-- Problem statement --
Output only the count of lines that contain "document".

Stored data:

-- START --

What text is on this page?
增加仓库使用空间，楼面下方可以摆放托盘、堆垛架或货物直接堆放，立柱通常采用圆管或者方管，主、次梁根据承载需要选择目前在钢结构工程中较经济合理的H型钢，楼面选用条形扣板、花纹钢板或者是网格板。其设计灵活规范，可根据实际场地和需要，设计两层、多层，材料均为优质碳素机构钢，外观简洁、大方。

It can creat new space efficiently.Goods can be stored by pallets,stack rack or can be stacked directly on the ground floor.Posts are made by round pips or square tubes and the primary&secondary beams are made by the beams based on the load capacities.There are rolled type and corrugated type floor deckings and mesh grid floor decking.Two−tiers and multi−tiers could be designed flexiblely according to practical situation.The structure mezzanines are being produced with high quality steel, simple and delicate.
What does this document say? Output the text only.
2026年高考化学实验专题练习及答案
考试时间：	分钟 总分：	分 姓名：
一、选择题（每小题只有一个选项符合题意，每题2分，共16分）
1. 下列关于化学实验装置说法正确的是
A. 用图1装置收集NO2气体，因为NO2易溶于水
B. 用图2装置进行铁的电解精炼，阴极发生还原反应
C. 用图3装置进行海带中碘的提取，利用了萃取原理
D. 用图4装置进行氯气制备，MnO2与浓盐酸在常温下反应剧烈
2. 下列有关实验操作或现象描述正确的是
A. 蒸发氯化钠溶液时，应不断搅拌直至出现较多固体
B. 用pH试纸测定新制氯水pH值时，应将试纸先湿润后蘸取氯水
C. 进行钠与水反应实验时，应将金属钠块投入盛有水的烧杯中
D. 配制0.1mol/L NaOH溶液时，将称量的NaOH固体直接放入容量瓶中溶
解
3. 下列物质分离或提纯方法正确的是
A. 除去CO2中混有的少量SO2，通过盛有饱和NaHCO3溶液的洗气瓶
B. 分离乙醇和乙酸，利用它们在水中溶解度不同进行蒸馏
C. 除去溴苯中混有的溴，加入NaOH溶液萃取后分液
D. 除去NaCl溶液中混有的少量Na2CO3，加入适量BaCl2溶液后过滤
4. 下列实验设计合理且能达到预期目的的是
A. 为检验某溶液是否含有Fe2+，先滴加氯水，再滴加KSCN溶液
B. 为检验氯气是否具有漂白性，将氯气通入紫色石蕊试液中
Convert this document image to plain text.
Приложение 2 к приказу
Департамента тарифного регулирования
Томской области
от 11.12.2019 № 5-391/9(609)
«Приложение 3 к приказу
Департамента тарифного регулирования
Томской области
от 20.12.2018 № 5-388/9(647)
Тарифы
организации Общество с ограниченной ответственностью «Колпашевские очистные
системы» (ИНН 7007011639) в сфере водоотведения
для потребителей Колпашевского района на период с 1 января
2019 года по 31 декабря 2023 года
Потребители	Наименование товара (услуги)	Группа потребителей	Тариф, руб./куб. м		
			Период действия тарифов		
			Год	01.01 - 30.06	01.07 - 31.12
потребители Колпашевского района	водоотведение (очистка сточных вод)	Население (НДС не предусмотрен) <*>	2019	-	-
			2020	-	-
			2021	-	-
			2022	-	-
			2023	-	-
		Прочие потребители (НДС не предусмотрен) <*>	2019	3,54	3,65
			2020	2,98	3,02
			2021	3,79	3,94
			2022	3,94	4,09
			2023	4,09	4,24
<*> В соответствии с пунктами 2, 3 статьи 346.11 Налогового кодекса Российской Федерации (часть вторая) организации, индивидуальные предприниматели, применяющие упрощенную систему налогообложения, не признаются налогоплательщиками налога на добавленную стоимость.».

-- END --

-- Solution --
2